__WHAT YOU SHOULD DO__. Send back the records in full, character for character.
++++++
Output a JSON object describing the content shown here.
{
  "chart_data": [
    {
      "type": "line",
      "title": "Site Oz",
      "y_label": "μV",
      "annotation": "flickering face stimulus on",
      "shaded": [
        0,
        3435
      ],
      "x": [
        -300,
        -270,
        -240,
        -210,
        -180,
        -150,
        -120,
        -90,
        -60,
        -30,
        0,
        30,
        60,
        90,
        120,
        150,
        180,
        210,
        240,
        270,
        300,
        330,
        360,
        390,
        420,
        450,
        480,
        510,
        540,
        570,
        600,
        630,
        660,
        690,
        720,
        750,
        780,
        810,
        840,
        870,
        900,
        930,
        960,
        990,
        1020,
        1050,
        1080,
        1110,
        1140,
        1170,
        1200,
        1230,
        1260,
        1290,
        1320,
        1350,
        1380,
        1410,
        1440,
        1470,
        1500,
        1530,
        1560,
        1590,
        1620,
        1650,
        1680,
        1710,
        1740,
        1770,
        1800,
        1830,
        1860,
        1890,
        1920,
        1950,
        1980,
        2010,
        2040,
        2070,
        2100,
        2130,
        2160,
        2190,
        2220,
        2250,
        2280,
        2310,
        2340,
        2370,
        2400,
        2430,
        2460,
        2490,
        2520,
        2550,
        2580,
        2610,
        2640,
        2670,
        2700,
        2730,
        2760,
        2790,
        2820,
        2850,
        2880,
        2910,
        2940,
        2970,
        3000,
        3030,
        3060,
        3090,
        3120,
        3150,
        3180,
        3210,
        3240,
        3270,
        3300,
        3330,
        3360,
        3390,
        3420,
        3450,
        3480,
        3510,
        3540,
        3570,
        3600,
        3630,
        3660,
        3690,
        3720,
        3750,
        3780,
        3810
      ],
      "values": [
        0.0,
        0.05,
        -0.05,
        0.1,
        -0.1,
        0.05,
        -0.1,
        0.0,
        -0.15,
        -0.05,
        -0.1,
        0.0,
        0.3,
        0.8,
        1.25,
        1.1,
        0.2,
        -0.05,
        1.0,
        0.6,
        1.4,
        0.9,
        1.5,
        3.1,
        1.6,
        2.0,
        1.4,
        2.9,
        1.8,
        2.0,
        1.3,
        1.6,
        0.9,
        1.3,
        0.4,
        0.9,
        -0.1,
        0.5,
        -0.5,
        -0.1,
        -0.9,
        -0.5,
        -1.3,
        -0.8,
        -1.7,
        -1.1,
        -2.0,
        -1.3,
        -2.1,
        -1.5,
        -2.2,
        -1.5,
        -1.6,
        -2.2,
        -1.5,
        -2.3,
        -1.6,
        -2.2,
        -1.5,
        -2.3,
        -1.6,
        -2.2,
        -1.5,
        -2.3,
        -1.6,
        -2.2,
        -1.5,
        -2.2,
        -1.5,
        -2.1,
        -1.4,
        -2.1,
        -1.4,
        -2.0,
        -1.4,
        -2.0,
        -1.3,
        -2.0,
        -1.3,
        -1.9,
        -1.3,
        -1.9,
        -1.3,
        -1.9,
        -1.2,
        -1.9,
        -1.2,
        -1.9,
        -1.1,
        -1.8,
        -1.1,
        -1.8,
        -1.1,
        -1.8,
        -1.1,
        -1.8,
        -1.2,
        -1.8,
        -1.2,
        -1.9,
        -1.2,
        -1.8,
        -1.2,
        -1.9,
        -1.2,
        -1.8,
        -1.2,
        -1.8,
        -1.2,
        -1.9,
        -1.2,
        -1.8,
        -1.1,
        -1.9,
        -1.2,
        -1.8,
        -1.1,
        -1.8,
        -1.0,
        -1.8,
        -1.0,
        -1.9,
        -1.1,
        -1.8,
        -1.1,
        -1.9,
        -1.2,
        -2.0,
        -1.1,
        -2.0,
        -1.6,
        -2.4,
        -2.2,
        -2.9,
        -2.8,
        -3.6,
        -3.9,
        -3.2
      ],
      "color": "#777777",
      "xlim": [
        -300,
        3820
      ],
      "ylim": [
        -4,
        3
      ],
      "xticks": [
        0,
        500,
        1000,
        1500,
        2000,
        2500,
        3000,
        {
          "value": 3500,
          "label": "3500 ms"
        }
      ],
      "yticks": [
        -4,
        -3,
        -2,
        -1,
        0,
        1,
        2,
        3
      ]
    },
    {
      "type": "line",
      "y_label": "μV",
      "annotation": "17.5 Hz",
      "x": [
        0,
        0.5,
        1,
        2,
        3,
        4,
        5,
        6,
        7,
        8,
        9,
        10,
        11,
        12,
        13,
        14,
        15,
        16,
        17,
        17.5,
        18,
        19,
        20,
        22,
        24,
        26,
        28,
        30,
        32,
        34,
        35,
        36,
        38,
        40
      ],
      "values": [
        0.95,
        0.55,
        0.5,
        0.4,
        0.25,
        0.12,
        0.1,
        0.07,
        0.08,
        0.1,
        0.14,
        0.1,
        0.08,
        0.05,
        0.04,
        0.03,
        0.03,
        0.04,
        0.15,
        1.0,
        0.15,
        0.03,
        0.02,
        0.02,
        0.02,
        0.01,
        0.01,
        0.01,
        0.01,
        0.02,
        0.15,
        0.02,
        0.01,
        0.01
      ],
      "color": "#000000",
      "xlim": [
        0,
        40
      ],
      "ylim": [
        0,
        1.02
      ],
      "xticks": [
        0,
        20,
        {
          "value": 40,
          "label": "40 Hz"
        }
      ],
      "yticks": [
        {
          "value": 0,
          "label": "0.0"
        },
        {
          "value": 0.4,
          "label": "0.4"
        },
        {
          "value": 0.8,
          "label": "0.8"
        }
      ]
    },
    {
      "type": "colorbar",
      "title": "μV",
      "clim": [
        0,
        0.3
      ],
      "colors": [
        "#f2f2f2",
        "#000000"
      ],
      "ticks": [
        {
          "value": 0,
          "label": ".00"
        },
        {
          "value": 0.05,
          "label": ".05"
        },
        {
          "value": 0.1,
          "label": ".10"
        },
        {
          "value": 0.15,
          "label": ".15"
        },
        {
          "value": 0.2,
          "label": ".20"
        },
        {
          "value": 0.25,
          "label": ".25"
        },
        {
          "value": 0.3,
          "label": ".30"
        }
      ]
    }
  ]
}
++++++
__PROBLEM SOLUTION__.
Output a JSON object describing the content shown here.
{
  "chart_data": [
    {
      "type": "line",
      "title": "Site Oz",
      "y_label": "μV",
      "annotation": "flickering face stimulus on",
      "shaded": [
        0,
        3435
      ],
      "x": [
        -300,
        -270,
        -240,
        -210,
        -180,
        -150,
        -120,
        -90,
        -60,
        -30,
        0,
        30,
        60,
        90,
        120,
        150,
        180,
        210,
        240,
        270,
        300,
        330,
        360,
        390,
        420,
        450,
        480,
        510,
        540,
        570,
        600,
        630,
        660,
        690,
        720,
        750,
        780,
        810,
        840,
        870,
        900,
        930,
        960,
        990,
        1020,
        1050,
        1080,
        1110,
        1140,
        1170,
        1200,
        1230,
        1260,
        1290,
        1320,
        1350,
        1380,
        1410,
        1440,
        1470,
        1500,
        1530,
        1560,
        1590,
        1620,
        1650,
        1680,
        1710,
        1740,
        1770,
        1800,
        1830,
        1860,
        1890,
        1920,
        1950,
        1980,
        2010,
        2040,
        2070,
        2100,
        2130,
        2160,
        2190,
        2220,
        2250,
        2280,
        2310,
        2340,
        2370,
        2400,
        2430,
        2460,
        2490,
        2520,
        2550,
        2580,
        2610,
        2640,
        2670,
        2700,
        2730,
        2760,
        2790,
        2820,
        2850,
        2880,
        2910,
        2940,
        2970,
        3000,
        3030,
        3060,
        3090,
        3120,
        3150,
        3180,
        3210,
        3240,
        3270,
        3300,
        3330,
        3360,
        3390,
        3420,
        3450,
        3480,
        3510,
        3540,
        3570,
        3600,
        3630,
        3660,
        3690,
        3720,
        3750,
        3780,
        3810
      ],
      "values": [
        0.0,
        0.05,
        -0.05,
        0.1,
        -0.1,
        0.05,
        -0.1,
        0.0,
        -0.15,
        -0.05,
        -0.1,
        0.0,
        0.3,
        0.8,
        1.25,
        1.1,
        0.2,
        -0.05,
        1.0,
        0.6,
        1.4,
        0.9,
        1.5,
        3.1,
        1.6,
        2.0,
        1.4,
        2.9,
        1.8,
        2.0,
        1.3,
        1.6,
        0.9,
        1.3,
        0.4,
        0.9,
        -0.1,
        0.5,
        -0.5,
        -0.1,
        -0.9,
        -0.5,
        -1.3,
        -0.8,
        -1.7,
        -1.1,
        -2.0,
        -1.3,
        -2.1,
        -1.5,
        -2.2,
        -1.5,
        -1.6,
        -2.2,
        -1.5,
        -2.3,
        -1.6,
        -2.2,
        -1.5,
        -2.3,
        -1.6,
        -2.2,
        -1.5,
        -2.3,
        -1.6,
        -2.2,
        -1.5,
        -2.2,
        -1.5,
        -2.1,
        -1.4,
        -2.1,
        -1.4,
        -2.0,
        -1.4,
        -2.0,
        -1.3,
        -2.0,
        -1.3,
        -1.9,
        -1.3,
        -1.9,
        -1.3,
        -1.9,
        -1.2,
        -1.9,
        -1.2,
        -1.9,
        -1.1,
        -1.8,
        -1.1,
        -1.8,
        -1.1,
        -1.8,
        -1.1,
        -1.8,
        -1.2,
        -1.8,
        -1.2,
        -1.9,
        -1.2,
        -1.8,
        -1.2,
        -1.9,
        -1.2,
        -1.8,
        -1.2,
        -1.8,
        -1.2,
        -1.9,
        -1.2,
        -1.8,
        -1.1,
        -1.9,
        -1.2,
        -1.8,
        -1.1,
        -1.8,
        -1.0,
        -1.8,
        -1.0,
        -1.9,
        -1.1,
        -1.8,
        -1.1,
        -1.9,
        -1.2,
        -2.0,
        -1.1,
        -2.0,
        -1.6,
        -2.4,
        -2.2,
        -2.9,
        -2.8,
        -3.6,
        -3.9,
        -3.2
      ],
      "color": "#777777",
      "xlim": [
        -300,
        3820
      ],
      "ylim": [
        -4,
        3
      ],
      "xticks": [
        0,
        500,
        1000,
        1500,
        2000,
        2500,
        3000,
        {
          "value": 3500,
          "label": "3500 ms"
        }
      ],
      "yticks": [
        -4,
        -3,
        -2,
        -1,
        0,
        1,
        2,
        3
      ]
    },
    {
      "type": "line",
      "y_label": "μV",
      "annotation": "17.5 Hz",
      "x": [
        0,
        0.5,
        1,
        2,
        3,
        4,
        5,
        6,
        7,
        8,
        9,
        10,
        11,
        12,
        13,
        14,
        15,
        16,
        17,
        17.5,
        18,
        19,
        20,
        22,
        24,
        26,
        28,
        30,
        32,
        34,
        35,
        36,
        38,
        40
      ],
      "values": [
        0.95,
        0.55,
        0.5,
        0.4,
        0.25,
        0.12,
        0.1,
        0.07,
        0.08,
        0.1,
        0.14,
        0.1,
        0.08,
        0.05,
        0.04,
        0.03,
        0.03,
        0.04,
        0.15,
        1.0,
        0.15,
        0.03,
        0.02,
        0.02,
        0.02,
        0.01,
        0.01,
        0.01,
        0.01,
        0.02,
        0.15,
        0.02,
        0.01,
        0.01
      ],
      "color": "#000000",
      "xlim": [
        0,
        40
      ],
      "ylim": [
        0,
        1.02
      ],
      "xticks": [
        0,
        20,
        {
          "value": 40,
          "label": "40 Hz"
        }
      ],
      "yticks": [
        {
          "value": 0,
          "label": "0.0"
        },
        {
          "value": 0.4,
          "label": "0.4"
        },
        {
          "value": 0.8,
          "label": "0.8"
        }
      ]
    },
    {
      "type": "colorbar",
      "title": "μV",
      "clim": [
        0,
        0.3
      ],
      "colors": [
        "#f2f2f2",
        "#000000"
      ],
      "ticks": [
        {
          "value": 0,
          "label": ".00"
        },
        {
          "value": 0.05,
          "label": ".05"
        },
        {
          "value": 0.1,
          "label": ".10"
        },
        {
          "value": 0.15,
          "label": ".15"
        },
        {
          "value": 0.2,
          "label": ".20"
        },
        {
          "value": 0.25,
          "label": ".25"
        },
        {
          "value": 0.3,
          "label": ".30"
        }
      ]
    }
  ]
}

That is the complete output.